— Begin Entries supplied —

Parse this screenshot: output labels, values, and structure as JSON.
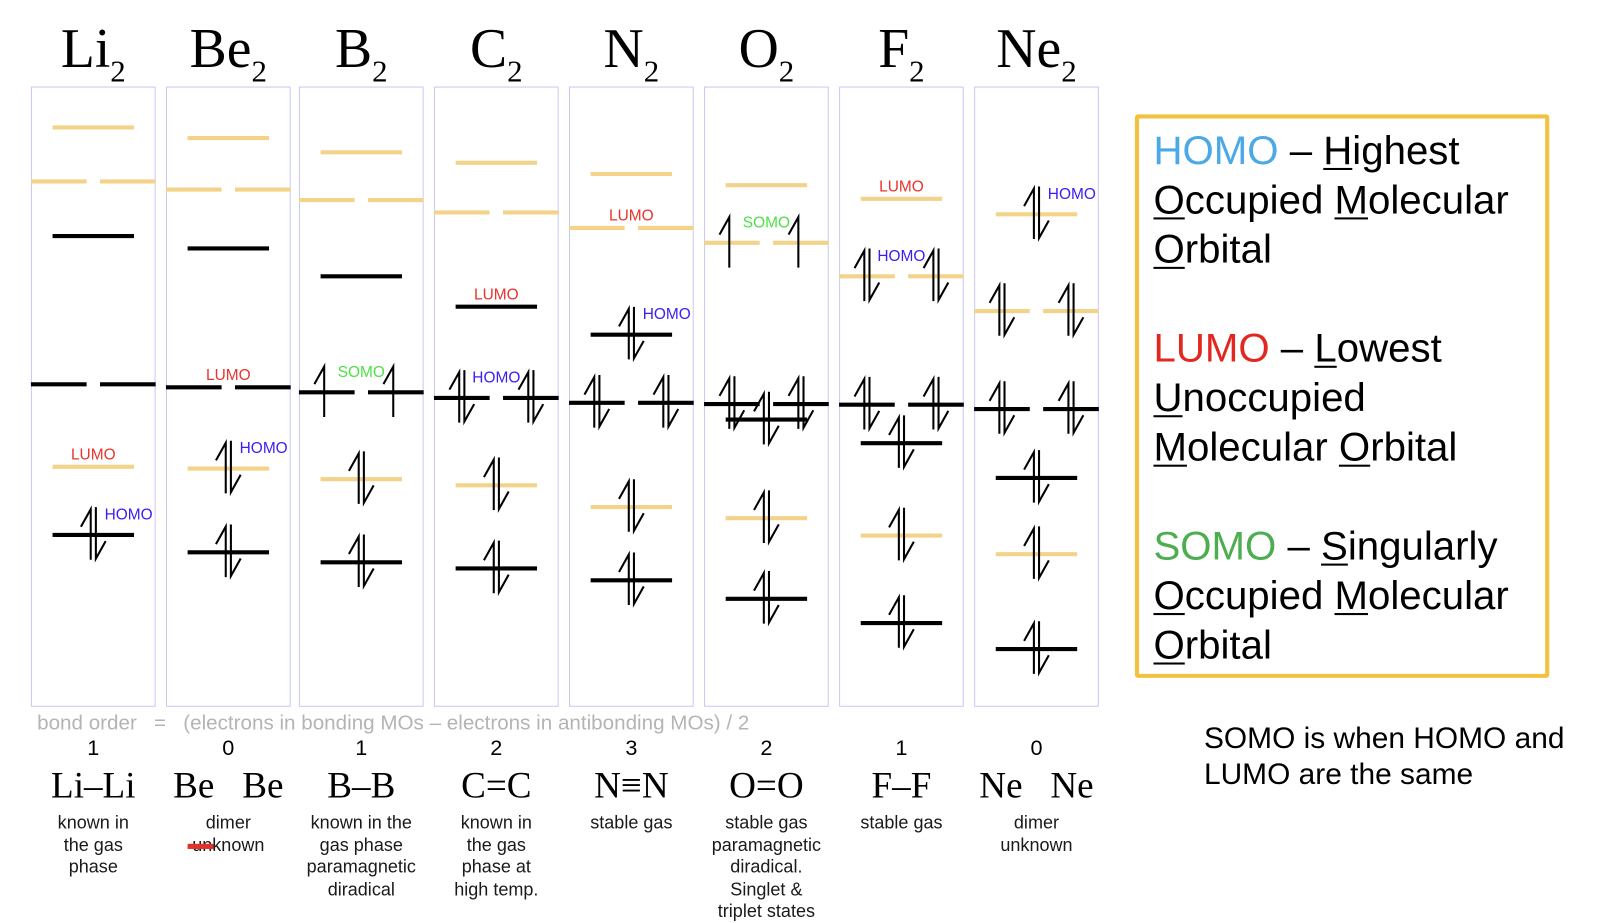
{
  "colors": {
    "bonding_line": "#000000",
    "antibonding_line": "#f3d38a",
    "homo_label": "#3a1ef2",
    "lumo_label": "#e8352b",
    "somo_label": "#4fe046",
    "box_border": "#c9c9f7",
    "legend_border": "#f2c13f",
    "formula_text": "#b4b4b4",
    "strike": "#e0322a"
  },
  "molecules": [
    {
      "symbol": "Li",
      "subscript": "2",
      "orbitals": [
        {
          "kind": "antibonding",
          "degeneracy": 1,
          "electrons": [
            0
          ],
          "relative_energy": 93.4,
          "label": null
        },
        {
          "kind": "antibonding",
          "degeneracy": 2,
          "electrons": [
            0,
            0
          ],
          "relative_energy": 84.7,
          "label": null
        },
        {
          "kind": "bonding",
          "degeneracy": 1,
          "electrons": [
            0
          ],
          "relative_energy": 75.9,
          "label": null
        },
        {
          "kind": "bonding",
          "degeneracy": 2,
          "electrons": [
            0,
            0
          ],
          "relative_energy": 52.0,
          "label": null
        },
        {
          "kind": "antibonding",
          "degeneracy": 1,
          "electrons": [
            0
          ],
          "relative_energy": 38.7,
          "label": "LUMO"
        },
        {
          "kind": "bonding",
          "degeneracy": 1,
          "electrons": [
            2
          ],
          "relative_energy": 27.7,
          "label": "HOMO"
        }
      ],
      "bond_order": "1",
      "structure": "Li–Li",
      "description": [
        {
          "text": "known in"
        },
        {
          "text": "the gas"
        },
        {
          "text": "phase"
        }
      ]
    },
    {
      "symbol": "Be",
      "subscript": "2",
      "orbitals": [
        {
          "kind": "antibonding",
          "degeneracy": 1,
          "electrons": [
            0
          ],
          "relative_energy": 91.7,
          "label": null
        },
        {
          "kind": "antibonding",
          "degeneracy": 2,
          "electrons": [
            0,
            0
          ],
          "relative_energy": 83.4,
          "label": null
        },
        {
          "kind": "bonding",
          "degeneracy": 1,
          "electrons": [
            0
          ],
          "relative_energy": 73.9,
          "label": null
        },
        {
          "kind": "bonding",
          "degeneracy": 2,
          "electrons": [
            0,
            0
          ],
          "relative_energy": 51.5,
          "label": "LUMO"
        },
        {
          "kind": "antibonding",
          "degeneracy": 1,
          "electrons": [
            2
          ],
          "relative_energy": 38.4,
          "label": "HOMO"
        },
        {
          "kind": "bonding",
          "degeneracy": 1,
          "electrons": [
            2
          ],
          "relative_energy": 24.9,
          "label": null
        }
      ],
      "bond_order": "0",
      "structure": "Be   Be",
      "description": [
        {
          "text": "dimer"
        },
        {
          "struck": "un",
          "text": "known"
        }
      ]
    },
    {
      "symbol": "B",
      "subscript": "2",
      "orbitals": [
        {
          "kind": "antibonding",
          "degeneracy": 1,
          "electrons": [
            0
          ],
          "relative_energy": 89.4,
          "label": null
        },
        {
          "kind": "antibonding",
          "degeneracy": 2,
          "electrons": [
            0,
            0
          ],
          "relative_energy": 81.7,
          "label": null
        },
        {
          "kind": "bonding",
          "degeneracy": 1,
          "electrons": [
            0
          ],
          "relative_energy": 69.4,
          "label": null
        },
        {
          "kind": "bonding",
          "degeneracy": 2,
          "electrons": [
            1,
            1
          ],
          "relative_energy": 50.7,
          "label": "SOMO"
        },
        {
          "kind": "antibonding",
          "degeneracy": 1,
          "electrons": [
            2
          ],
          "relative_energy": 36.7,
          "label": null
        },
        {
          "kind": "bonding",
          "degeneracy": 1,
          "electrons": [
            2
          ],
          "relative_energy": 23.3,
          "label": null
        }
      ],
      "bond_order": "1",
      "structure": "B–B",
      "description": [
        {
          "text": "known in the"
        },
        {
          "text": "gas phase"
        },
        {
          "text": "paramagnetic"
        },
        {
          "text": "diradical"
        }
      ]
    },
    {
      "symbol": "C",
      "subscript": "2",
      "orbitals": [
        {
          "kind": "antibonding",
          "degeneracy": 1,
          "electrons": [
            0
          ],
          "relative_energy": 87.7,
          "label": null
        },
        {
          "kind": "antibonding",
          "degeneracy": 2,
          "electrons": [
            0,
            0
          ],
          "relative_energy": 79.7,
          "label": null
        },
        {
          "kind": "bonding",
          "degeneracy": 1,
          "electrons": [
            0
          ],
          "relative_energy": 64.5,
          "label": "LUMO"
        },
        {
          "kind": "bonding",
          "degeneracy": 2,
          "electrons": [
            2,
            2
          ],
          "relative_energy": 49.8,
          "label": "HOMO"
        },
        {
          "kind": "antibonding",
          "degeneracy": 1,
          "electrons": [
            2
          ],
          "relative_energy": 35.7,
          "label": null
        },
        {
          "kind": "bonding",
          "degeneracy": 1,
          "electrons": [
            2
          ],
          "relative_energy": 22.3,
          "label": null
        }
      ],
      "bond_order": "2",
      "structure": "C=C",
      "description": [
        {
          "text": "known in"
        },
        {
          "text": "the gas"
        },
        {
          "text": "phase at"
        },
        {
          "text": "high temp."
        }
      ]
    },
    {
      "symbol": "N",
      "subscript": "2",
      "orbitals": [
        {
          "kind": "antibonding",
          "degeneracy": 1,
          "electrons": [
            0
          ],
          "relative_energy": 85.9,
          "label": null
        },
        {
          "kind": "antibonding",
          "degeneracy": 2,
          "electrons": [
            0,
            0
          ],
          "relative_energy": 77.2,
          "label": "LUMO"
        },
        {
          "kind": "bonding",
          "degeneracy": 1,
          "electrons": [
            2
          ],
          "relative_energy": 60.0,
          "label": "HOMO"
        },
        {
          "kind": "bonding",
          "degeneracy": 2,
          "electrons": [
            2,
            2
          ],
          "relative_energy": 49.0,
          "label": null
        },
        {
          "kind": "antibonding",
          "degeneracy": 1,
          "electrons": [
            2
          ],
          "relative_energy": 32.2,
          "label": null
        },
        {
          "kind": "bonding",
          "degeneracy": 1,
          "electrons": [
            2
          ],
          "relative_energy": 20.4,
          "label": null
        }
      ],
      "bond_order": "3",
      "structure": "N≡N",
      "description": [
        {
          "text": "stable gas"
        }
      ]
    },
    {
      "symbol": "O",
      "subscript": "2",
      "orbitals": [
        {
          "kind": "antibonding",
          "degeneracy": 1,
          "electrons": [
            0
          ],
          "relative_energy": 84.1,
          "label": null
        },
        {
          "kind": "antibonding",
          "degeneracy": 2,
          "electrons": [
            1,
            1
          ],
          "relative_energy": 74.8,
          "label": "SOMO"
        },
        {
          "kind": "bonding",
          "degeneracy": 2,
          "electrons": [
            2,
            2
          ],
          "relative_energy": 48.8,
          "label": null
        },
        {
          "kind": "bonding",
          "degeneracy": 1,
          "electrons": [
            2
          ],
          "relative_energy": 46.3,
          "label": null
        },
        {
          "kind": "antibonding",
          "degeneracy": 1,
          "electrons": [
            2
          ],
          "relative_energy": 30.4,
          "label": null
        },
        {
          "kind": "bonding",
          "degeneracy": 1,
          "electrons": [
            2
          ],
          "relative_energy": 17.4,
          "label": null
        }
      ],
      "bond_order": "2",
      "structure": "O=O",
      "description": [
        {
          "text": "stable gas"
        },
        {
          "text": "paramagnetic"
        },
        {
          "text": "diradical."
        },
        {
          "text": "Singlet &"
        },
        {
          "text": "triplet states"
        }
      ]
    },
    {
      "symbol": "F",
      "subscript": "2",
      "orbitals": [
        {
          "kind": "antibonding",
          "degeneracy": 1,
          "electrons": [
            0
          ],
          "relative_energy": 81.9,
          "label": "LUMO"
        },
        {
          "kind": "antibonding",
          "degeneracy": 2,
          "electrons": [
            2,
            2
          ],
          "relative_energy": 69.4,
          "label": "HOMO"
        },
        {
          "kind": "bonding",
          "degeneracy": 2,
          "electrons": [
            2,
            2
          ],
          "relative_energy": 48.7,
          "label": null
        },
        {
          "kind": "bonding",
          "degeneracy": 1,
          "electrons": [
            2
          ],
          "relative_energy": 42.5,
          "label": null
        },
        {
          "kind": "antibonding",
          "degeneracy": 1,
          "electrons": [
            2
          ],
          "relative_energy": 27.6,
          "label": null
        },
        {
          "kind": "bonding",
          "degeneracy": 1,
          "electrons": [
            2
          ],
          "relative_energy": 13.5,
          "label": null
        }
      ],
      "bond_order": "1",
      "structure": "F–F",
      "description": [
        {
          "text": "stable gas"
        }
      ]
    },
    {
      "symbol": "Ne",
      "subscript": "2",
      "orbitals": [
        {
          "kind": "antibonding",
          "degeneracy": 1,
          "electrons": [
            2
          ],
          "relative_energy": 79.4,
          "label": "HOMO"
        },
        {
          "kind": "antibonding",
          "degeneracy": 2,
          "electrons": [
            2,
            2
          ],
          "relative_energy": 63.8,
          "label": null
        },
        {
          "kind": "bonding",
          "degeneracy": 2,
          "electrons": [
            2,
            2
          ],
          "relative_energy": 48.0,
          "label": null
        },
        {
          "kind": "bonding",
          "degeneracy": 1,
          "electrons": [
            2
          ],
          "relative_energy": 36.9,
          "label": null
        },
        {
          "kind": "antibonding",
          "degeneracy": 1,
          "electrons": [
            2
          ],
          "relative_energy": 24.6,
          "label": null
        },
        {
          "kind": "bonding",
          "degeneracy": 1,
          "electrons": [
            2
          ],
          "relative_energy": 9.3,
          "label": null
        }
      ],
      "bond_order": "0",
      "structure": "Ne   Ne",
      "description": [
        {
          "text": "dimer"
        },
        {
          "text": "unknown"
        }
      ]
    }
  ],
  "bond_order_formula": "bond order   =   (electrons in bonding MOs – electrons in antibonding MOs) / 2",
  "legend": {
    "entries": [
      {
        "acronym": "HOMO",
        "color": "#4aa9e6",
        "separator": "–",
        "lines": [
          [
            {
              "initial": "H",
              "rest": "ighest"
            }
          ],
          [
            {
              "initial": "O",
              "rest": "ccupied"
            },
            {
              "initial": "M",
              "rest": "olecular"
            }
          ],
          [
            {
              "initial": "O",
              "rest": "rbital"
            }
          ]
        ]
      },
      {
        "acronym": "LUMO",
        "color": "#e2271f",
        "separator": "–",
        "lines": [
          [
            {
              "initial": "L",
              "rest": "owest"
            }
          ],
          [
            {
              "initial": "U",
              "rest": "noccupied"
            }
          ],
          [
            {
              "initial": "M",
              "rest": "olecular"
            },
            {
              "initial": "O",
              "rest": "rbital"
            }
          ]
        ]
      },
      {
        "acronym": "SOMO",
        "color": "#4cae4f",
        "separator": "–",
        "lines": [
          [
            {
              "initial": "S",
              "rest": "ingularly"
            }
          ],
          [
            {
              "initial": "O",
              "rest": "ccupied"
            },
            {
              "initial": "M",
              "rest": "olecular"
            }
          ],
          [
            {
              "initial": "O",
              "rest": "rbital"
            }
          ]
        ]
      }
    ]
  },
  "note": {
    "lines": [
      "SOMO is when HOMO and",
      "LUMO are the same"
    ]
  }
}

— End Entries supplied —
— Begin Entries supplied —

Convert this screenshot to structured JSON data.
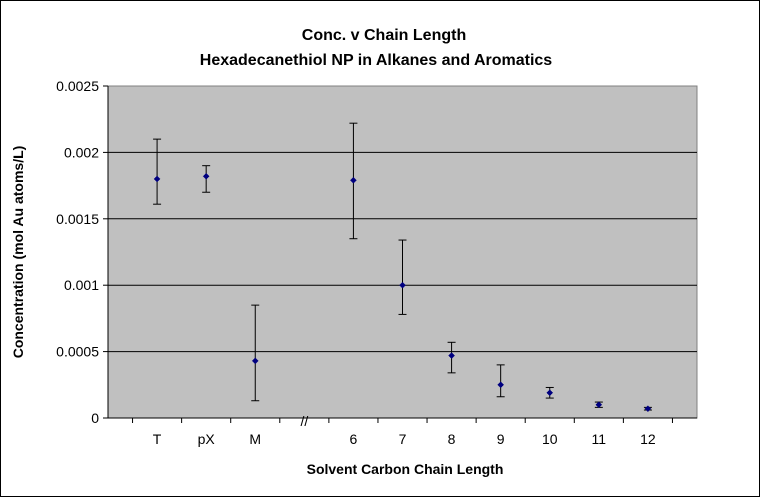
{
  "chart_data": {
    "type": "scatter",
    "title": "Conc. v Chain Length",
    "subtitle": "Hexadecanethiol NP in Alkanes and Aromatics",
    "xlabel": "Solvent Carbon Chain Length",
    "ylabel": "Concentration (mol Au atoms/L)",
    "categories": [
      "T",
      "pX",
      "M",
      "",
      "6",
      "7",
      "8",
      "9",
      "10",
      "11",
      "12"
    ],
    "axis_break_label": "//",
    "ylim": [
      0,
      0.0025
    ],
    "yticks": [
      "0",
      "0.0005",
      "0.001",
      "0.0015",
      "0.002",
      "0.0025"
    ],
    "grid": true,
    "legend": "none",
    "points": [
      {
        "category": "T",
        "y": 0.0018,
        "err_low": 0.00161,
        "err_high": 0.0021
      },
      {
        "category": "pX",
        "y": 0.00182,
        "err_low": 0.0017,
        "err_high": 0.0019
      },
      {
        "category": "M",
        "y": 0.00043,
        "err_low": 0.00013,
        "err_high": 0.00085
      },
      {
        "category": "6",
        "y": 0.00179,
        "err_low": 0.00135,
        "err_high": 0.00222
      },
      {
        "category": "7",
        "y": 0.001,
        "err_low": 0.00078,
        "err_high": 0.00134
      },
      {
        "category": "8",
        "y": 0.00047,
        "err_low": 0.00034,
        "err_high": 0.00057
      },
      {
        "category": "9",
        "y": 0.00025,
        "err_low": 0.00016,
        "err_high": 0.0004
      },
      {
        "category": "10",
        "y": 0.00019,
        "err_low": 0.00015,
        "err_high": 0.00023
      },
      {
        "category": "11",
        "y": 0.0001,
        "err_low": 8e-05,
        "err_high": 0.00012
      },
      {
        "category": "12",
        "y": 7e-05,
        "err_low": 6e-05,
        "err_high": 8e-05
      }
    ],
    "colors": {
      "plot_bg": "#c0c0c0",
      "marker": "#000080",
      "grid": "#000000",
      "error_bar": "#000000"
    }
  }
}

— End Entries supplied —

Given request:
Copy each line of the records that contains the word "screenshot".

Answer below:
Parse this screenshot: output labels, values, and structure as JSON.
Convert this screenshot to structured JSON data.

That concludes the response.